Rewrite every item below with "screenshot" changed to "image" and everything else left unchanged. Leave the pictures out of your answer.

===== Given records

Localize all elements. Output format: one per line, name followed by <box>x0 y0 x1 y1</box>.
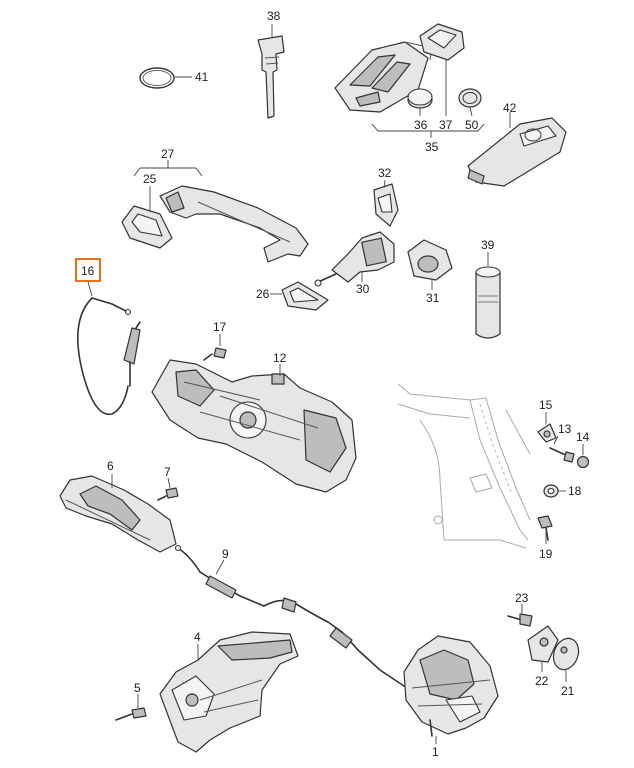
callout-31: 31 <box>426 291 440 305</box>
part-50-badge[interactable] <box>458 88 482 108</box>
callout-30: 30 <box>356 282 370 296</box>
callout-15: 15 <box>539 398 553 412</box>
callout-27: 27 <box>161 147 175 161</box>
door-body-panel <box>397 383 531 549</box>
leader-7 <box>167 477 171 489</box>
callout-35: 35 <box>425 140 439 154</box>
callout-23: 23 <box>515 591 529 605</box>
callout-14: 14 <box>576 430 590 444</box>
callout-26: 26 <box>256 287 270 301</box>
callout-38: 38 <box>267 9 281 23</box>
callout-42: 42 <box>503 101 517 115</box>
callout-21: 21 <box>561 684 575 698</box>
callout-1: 1 <box>432 745 439 759</box>
callout-4: 4 <box>194 630 201 644</box>
part-15-clip-nut[interactable] <box>537 423 557 443</box>
part-4-lock-bracket[interactable] <box>159 631 299 753</box>
leader-35-bracket <box>371 123 485 132</box>
part-32-cap[interactable] <box>373 183 399 227</box>
callout-5: 5 <box>134 681 141 695</box>
part-19-screw[interactable] <box>537 515 553 541</box>
part-7-screw[interactable] <box>157 487 179 501</box>
callout-12: 12 <box>273 351 287 365</box>
callout-37: 37 <box>439 118 453 132</box>
callout-18: 18 <box>568 484 582 498</box>
callout-50: 50 <box>465 118 479 132</box>
part-22-striker[interactable] <box>527 625 559 663</box>
callout-17: 17 <box>213 320 227 334</box>
part-5-screw[interactable] <box>115 707 147 721</box>
leader-13 <box>553 435 559 445</box>
callout-19: 19 <box>539 547 553 561</box>
part-36-battery[interactable] <box>407 88 433 109</box>
part-9-bowden-cable[interactable] <box>174 544 405 687</box>
part-18-washer[interactable] <box>543 484 559 498</box>
part-12-carrier[interactable] <box>151 359 357 493</box>
part-31-cylinder-cap[interactable] <box>407 239 453 281</box>
callout-25: 25 <box>143 172 157 186</box>
callout-41: 41 <box>195 70 209 84</box>
callout-36: 36 <box>414 118 428 132</box>
callout-9: 9 <box>222 547 229 561</box>
part-21-cover[interactable] <box>549 635 582 673</box>
callout-32: 32 <box>378 166 392 180</box>
part-13-bolt[interactable] <box>549 447 575 463</box>
leader-32 <box>383 179 386 189</box>
part-14-cap[interactable] <box>576 455 590 469</box>
part-37-cover[interactable] <box>419 23 465 61</box>
leader-16 <box>87 281 93 297</box>
callout-13: 13 <box>558 422 572 436</box>
callout-7: 7 <box>164 465 171 479</box>
part-16-cable[interactable] <box>76 297 141 415</box>
callout-39: 39 <box>481 238 495 252</box>
part-26-seal[interactable] <box>281 281 329 311</box>
part-6-interior-handle[interactable] <box>59 475 177 553</box>
part-39-tube[interactable] <box>475 266 501 339</box>
part-23-screw[interactable] <box>507 613 533 627</box>
part-30-lock-cylinder[interactable] <box>314 231 395 287</box>
callout-6: 6 <box>107 459 114 473</box>
part-17-screw[interactable] <box>203 347 227 361</box>
part-38-key-blade[interactable] <box>257 35 285 119</box>
part-41-ring[interactable] <box>139 67 175 89</box>
part-1-door-lock[interactable] <box>403 635 499 737</box>
part-25-gasket[interactable] <box>121 205 173 249</box>
part-42-key-fob[interactable] <box>467 117 567 187</box>
callout-16: 16 <box>81 264 95 278</box>
leader-9 <box>215 559 225 575</box>
leader-50 <box>469 106 473 117</box>
callout-16-highlight-box <box>75 258 101 282</box>
part-exterior-handle[interactable] <box>159 185 309 263</box>
callout-22: 22 <box>535 674 549 688</box>
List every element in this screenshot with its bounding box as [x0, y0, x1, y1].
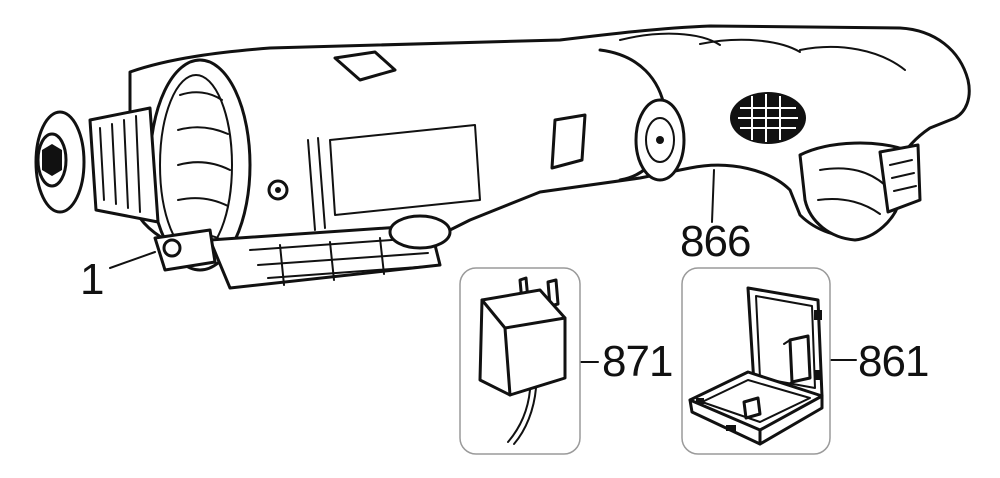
- leader-866: [711, 169, 715, 223]
- part-label-871: 871: [602, 337, 673, 386]
- part-label-1: 1: [80, 255, 105, 304]
- part-label-861: 861: [858, 337, 929, 386]
- leader-1: [109, 251, 156, 269]
- part-label-866: 866: [680, 217, 751, 266]
- charger-panel: [459, 267, 581, 455]
- case-panel: [681, 267, 831, 455]
- screwdriver-drawing: [34, 24, 971, 290]
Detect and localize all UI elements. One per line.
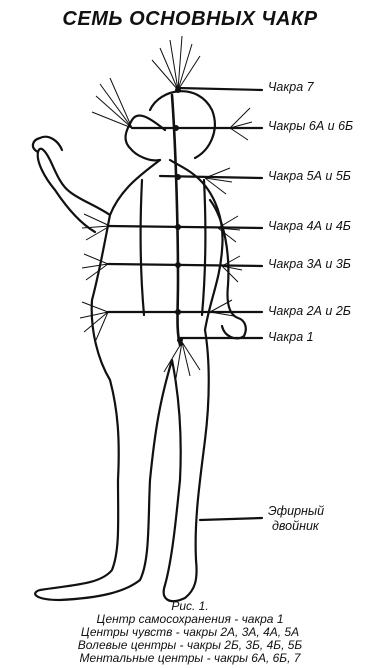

==========

**Worked solution:**
Localize all elements. Output format: one per line, name followed by <box>x0 y0 x1 y1</box>.
callout-31: 31 <box>426 291 440 305</box>
part-50-badge[interactable] <box>458 88 482 108</box>
callout-30: 30 <box>356 282 370 296</box>
callout-15: 15 <box>539 398 553 412</box>
callout-27: 27 <box>161 147 175 161</box>
door-body-panel <box>397 383 531 549</box>
leader-7 <box>167 477 171 489</box>
callout-35: 35 <box>425 140 439 154</box>
callout-23: 23 <box>515 591 529 605</box>
callout-14: 14 <box>576 430 590 444</box>
callout-26: 26 <box>256 287 270 301</box>
callout-38: 38 <box>267 9 281 23</box>
callout-42: 42 <box>503 101 517 115</box>
callout-21: 21 <box>561 684 575 698</box>
callout-1: 1 <box>432 745 439 759</box>
callout-4: 4 <box>194 630 201 644</box>
part-15-clip-nut[interactable] <box>537 423 557 443</box>
part-4-lock-bracket[interactable] <box>159 631 299 753</box>
leader-35-bracket <box>371 123 485 132</box>
part-32-cap[interactable] <box>373 183 399 227</box>
callout-5: 5 <box>134 681 141 695</box>
part-19-screw[interactable] <box>537 515 553 541</box>
part-7-screw[interactable] <box>157 487 179 501</box>
callout-12: 12 <box>273 351 287 365</box>
callout-37: 37 <box>439 118 453 132</box>
callout-18: 18 <box>568 484 582 498</box>
callout-50: 50 <box>465 118 479 132</box>
part-22-striker[interactable] <box>527 625 559 663</box>
callout-17: 17 <box>213 320 227 334</box>
part-5-screw[interactable] <box>115 707 147 721</box>
leader-13 <box>553 435 559 445</box>
callout-19: 19 <box>539 547 553 561</box>
part-36-battery[interactable] <box>407 88 433 109</box>
part-9-bowden-cable[interactable] <box>174 544 405 687</box>
part-18-washer[interactable] <box>543 484 559 498</box>
part-12-carrier[interactable] <box>151 359 357 493</box>
part-31-cylinder-cap[interactable] <box>407 239 453 281</box>
callout-25: 25 <box>143 172 157 186</box>
callout-41: 41 <box>195 70 209 84</box>
callout-36: 36 <box>414 118 428 132</box>
callout-9: 9 <box>222 547 229 561</box>
part-21-cover[interactable] <box>549 635 582 673</box>
callout-32: 32 <box>378 166 392 180</box>
part-13-bolt[interactable] <box>549 447 575 463</box>
leader-32 <box>383 179 386 189</box>
part-14-cap[interactable] <box>576 455 590 469</box>
part-37-cover[interactable] <box>419 23 465 61</box>
leader-16 <box>87 281 93 297</box>
callout-13: 13 <box>558 422 572 436</box>
callout-7: 7 <box>164 465 171 479</box>
part-16-cable[interactable] <box>76 297 141 415</box>
callout-39: 39 <box>481 238 495 252</box>
part-26-seal[interactable] <box>281 281 329 311</box>
part-6-interior-handle[interactable] <box>59 475 177 553</box>
part-39-tube[interactable] <box>475 266 501 339</box>
part-23-screw[interactable] <box>507 613 533 627</box>
part-30-lock-cylinder[interactable] <box>314 231 395 287</box>
callout-6: 6 <box>107 459 114 473</box>
part-17-screw[interactable] <box>203 347 227 361</box>
part-38-key-blade[interactable] <box>257 35 285 119</box>
part-41-ring[interactable] <box>139 67 175 89</box>
part-1-door-lock[interactable] <box>403 635 499 737</box>
part-25-gasket[interactable] <box>121 205 173 249</box>
part-42-key-fob[interactable] <box>467 117 567 187</box>
callout-16: 16 <box>81 264 95 278</box>
leader-9 <box>215 559 225 575</box>
leader-50 <box>469 106 473 117</box>
callout-16-highlight-box <box>75 258 101 282</box>
part-exterior-handle[interactable] <box>159 185 309 263</box>
callout-22: 22 <box>535 674 549 688</box>
List every element in this image with its bounding box as [x0, y0, x1, y1].
- leader-866: [711, 169, 715, 223]
- part-label-871: 871: [602, 337, 673, 386]
- part-label-1: 1: [80, 255, 105, 304]
- part-label-861: 861: [858, 337, 929, 386]
- leader-1: [109, 251, 156, 269]
- part-label-866: 866: [680, 217, 751, 266]
- charger-panel: [459, 267, 581, 455]
- case-panel: [681, 267, 831, 455]
- screwdriver-drawing: [34, 24, 971, 290]
Detect and localize all UI elements. One per line.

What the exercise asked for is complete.